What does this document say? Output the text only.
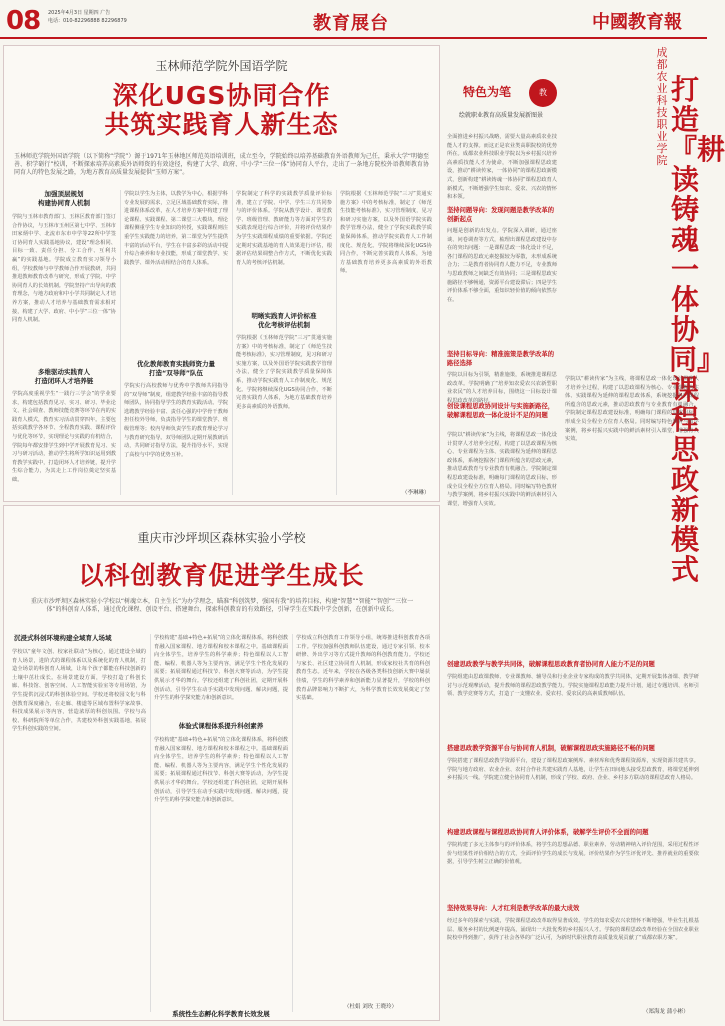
08 2025年4月3日 星期四 广告
电话：010-82296888 82296879	教育展台	中國教育報
玉林师范学院外国语学院
深化UGS协同合作
共筑实践育人新生态
玉林师范学院外国语学院（以下简称“学院”）源于1971年玉林地区师范英语培训班，成立至今，学院始终以培养基础教育外语教师为己任，秉承大学“明德至善、积学砺行”校训，不断探索培养高素质外语师资的有效途径，构建了大学、政府、中小学“三位一体”协同育人平台，走出了一条地方院校外语教师教育协同育人的特色发展之路，为地方教育高质量发展提供“玉师方案”。
加强顶层规划
构建协同育人机制
学院与玉林市教育部门、玉林区教育部门签订合作协议，与玉林市玉州区第七中学、玉林市田家炳中学、北流市东市中学等22所中学签订协同育人实践基地协议，建设“理念相同、目标一致、责任分担、分工合作、互利共赢”的实践基地。学院成立教育实习领导小组，学校教师与中学教师合作开展教研，共同推进教师教育改革与研究，形成了学院、中学协同育人的长效机制。学院坚持产出导向的教育理念，与地方政府和中小学共同制定人才培养方案，推动人才培养与基础教育需求相对接，构建了大学、政府、中小学“三位一体”协同育人机制。
多维驱动实践育人
打造闭环人才培养链
学院高度重视学生“一践行三学会”的学业要求，构建包括教育见习、实习、研习、毕业论文、社会调查、教师技能竞赛等环节在内的实践育人模式，教育实习活动贯穿四年。主要包括实践教学各环节、全程教育实践、课程评价与优化等环节，实现理论与实践的有机结合，学院每年都安排学生到中学开展教育见习、实习与研习活动，推动学生将所学知识运用到教育教学实践中，打造闭环人才培养链，提升学生综合能力，为其走上工作岗位奠定坚实基础。
学院以学生为主体，以教学为中心，根据学科专业发展的需求，立足区域基础教育实际，推进课程体系改革，在人才培养方案中构建了理论课程、实践课程、第二课堂三大模块。理论课程侧重学生专业知识的传授，实践课程则注重学生实践能力的培养，第二课堂为学生提供丰富的活动平台，学生在丰富多彩的活动中提升综合素养和专业技能，形成了课堂教学、实践教学、课外活动相结合的育人体系。
优化教师教育实践师资力量
打造“双导师”队伍
学院实行高校教师与优秀中学教师共同指导的“双导师”制度，组建教学经验丰富的指导教师团队，协同指导学生的教育实践活动。学院选聘教学经验丰富、责任心强的中学骨干教师担任校外导师，负责指导学生的课堂教学、班级管理等；校内导师负责学生的教育理论学习与教育研究指导。双导师团队定期开展教研活动，共同研讨指导方法，提升指导水平，实现了高校与中学的优势互补。
学院制定了科学的实践教学质量评价标准，建立了学院、中学、学生三方共同参与的评价体系。学院从教学设计、课堂教学、班级管理、教研能力等方面对学生的实践表现进行综合评价，并将评价结果作为学生实践课程成绩的重要依据。学院还定期对实践基地的育人效果进行评估，根据评估结果调整合作方式，不断优化实践育人的考核评估机制。
明晰实践育人评价标准
优化考核评估机制
学院根据《玉林师范学院“三习”贯通实施方案》中的考核标准，制定了《师范生技能考核标准》，实习管理制度，见习和研习实施方案，以及外国语学院实践教学管理办法，健全了学院实践教学质量保障体系，推动学院实践育人工作制度化、规范化。学院将继续深化UGS协同合作，不断完善实践育人体系，为地方基础教育培养更多高素质的外语教师。
学院根据《玉林师范学院“三习”贯通实施方案》中的考核标准，制定了《师范生技能考核标准》，实习管理制度，见习和研习实施方案，以及外国语学院实践教学管理办法，健全了学院实践教学质量保障体系，推动学院实践育人工作制度化、规范化。学院将继续深化UGS协同合作，不断完善实践育人体系，为地方基础教育培养更多高素质的外语教师。
（李琳琳）
重庆市沙坪坝区森林实验小学校
以科创教育促进学生成长
重庆市沙坪坝区森林实验小学校以“树魂立本，自主生长”为办学理念，瞄准“科创筑梦，强国有我”的培养目标，构建“智慧”“智能”“智创”“三位一体”的科创育人体系，通过优化课程、创设平台、搭建舞台，探索科创教育的有效路径，引导学生在实践中学会创新，在创新中成长。
沉浸式科创环境构建全域育人场域
学校以“童年文创、校家社联动”为核心，通过建设全域的育人场景，进阶式的课程体系以及系统化的育人机制，打造全场景的科创育人场域，让每个孩子都能在科技创新的土壤中茁壮成长。在场景建设方面，学校打造了科创长廊、科技馆、创客空间、人工智能实验室等专用场馆，为学生提供沉浸式的科创体验空间。学校还将校园文化与科创教育深度融合，在走廊、楼道等区域布置科学家故事、科技成果展示等内容，营造浓厚的科创氛围。学校与高校、科研院所等单位合作，共建校外科创实践基地，拓展学生科创实践的空间。
学校构建“基础+特色+拓展”的立体化课程体系，将科创教育融入国家课程、地方课程和校本课程之中。基础课程面向全体学生，培养学生的科学素养；特色课程以人工智能、编程、机器人等为主要内容，满足学生个性化发展的需要；拓展课程通过科技节、科创大赛等活动，为学生提供展示才华的舞台。学校还组建了科创社团，定期开展科创活动，引导学生在动手实践中发现问题、解决问题，提升学生的科学探究能力和创新意识。
体验式课程体系提升科创素养
学校构建“基础+特色+拓展”的立体化课程体系，将科创教育融入国家课程、地方课程和校本课程之中。基础课程面向全体学生，培养学生的科学素养；特色课程以人工智能、编程、机器人等为主要内容，满足学生个性化发展的需要；拓展课程通过科技节、科创大赛等活动，为学生提供展示才华的舞台。学校还组建了科创社团，定期开展科创活动，引导学生在动手实践中发现问题、解决问题，提升学生的科学探究能力和创新意识。
系统性生态孵化科学教育长效发展
学校成立科创教育工作领导小组，统筹推进科创教育各项工作。学校加强科创教师队伍建设，通过专家引领、校本研修、外出学习等方式提升教师的科创教育能力。学校还与家长、社区建立协同育人机制，形成家校社共育的科创教育生态。近年来，学校在各级各类科技创新大赛中屡获佳绩，学生的科学素养和创新能力显著提升，学校的科创教育品牌影响力不断扩大，为科学教育长效发展奠定了坚实基础。
（杜娟 刘玫 王晓玲）
特色为笔	教
绘就职业教育高质量发展新图景
成都农业科技职业学院
打造『耕读铸魂 一体协同』课程思政新模式
全面推进乡村振兴战略，需要大量高素质农业技能人才的支撑。而这正是农业类高职院校的优势所在。成都农业科技职业学院以为乡村振兴培养高素质技能人才为使命，不断加强课程思政建设，推动“耕读传家，一体协同”的课程思政新模式，创新构建“耕读铸魂一体协同”课程思政育人新模式，不断增强学生知农、爱农、兴农的情怀和本领。
坚持问题导向：发现问题是教学改革的创新起点
问题是创新的出发点。学院深入调研，通过座谈、问卷调查等方式，梳理出课程思政建设中存在的突出问题：一是课程思政一体化设计不足，各门课程的思政元素挖掘较为零散，未形成系统合力；二是教育者协同育人能力不足，专业教师与思政教师之间缺乏有效协同；三是课程思政实施路径不够畅通，资源平台建设滞后；四是学生评价体系不够全面，重知识轻价值的倾向依然存在。
坚持目标导向：精准施策是教学改革的路径选择
学院以目标为引领，精准施策，系统推进课程思政改革。学院明确了“培养知农爱农兴农新型职业农民”的人才培养目标，围绕这一目标设计课程思政改革的路径。
创设课程思政协同设计与实施新路径，破解课程思政一体化设计不足的问题
学院以“耕读传家”为主线，将课程思政一体化设计贯穿人才培养全过程，构建了以思政课程为核心、专业课程为主体、实践课程为延伸的课程思政体系，系统挖掘各门课程所蕴含的思政元素，推动思政教育与专业教育有机融合。学院制定课程思政建设标准，明确每门课程的思政目标，形成全员全程全方位育人格局。同时编写特色教材与教学案例，将乡村振兴实践中的鲜活素材引入课堂，增强育人实效。
学院以“耕读传家”为主线，将课程思政一体化设计贯穿人才培养全过程，构建了以思政课程为核心、专业课程为主体、实践课程为延伸的课程思政体系，系统挖掘各门课程所蕴含的思政元素，推动思政教育与专业教育有机融合。学院制定课程思政建设标准，明确每门课程的思政目标，形成全员全程全方位育人格局。同时编写特色教材与教学案例，将乡村振兴实践中的鲜活素材引入课堂，增强育人实效。
创建思政教学与教学共同体，破解课程思政教育者协同育人能力不足的问题
学院组建由思政课教师、专业课教师、辅导员和行业企业专家构成的教学共同体，定期开展集体备课、教学研讨与示范观摩活动，提升教师的课程思政教学能力。学院实施课程思政能力提升计划，通过专题培训、名师引领、教学竞赛等方式，打造了一支懂农业、爱农村、爱农民的高素质教师队伍。
搭建思政教学资源平台与协同育人机制，破解课程思政实施路径不畅的问题
学院搭建了课程思政教学资源平台，建设了课程思政案例库、素材库和优秀课程资源库，实现资源共建共享。学院与地方政府、农业企业、农村合作社共建实践育人基地，让学生在田间地头接受思政教育，将课堂延伸到乡村振兴一线。学院建立健全协同育人机制，形成了学校、政府、企业、乡村多方联动的课程思政育人格局。
构建思政课程与课程思政协同育人评价体系，破解学生评价不全面的问题
学院构建了多元主体参与的评价体系，将学生的思想品德、职业素养、劳动精神纳入评价范围，采用过程性评价与结果性评价相结合的方式，全面评价学生的成长与发展。评价结果作为学生评优评先、推荐就业的重要依据，引导学生树立正确的价值观。
坚持效果导向：人才红利是教学改革的最大成效
经过多年的探索与实践，学院课程思政改革取得显著成效。学生的知农爱农兴农情怀不断增强，毕业生扎根基层、服务乡村的比例逐年提高，涌现出一大批优秀的乡村振兴人才。学院的课程思政改革经验在全国农业职业院校中得到推广，获得了社会各界的广泛认可，为新时代职业教育高质量发展贡献了“成都农职方案”。
（郑海龙 蒲小彬）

--- Exercise brief ---
From the data, list each line in which the string "构建了大学" appears.

--- Task answer ---
玉林师范学院外国语学院（以下简称“学院”）源于1971年玉林地区师范英语培训班，成立至今，学院始终以培养基础教育外语教师为己任，秉承大学“明德至善、积学砺行”校训，不断探索培养高素质外语师资的有效途径，构建了大学、政府、中小学“三位一体”协同育人平台，走出了一条地方院校外语教师教育协同育人的特色发展之路，为地方教育高质量发展提供“玉师方案”。
学院与玉林市教育部门、玉林区教育部门签订合作协议，与玉林市玉州区第七中学、玉林市田家炳中学、北流市东市中学等22所中学签订协同育人实践基地协议，建设“理念相同、目标一致、责任分担、分工合作、互利共赢”的实践基地。学院成立教育实习领导小组，学校教师与中学教师合作开展教研，共同推进教师教育改革与研究，形成了学院、中学协同育人的长效机制。学院坚持产出导向的教育理念，与地方政府和中小学共同制定人才培养方案，推动人才培养与基础教育需求相对接，构建了大学、政府、中小学“三位一体”协同育人机制。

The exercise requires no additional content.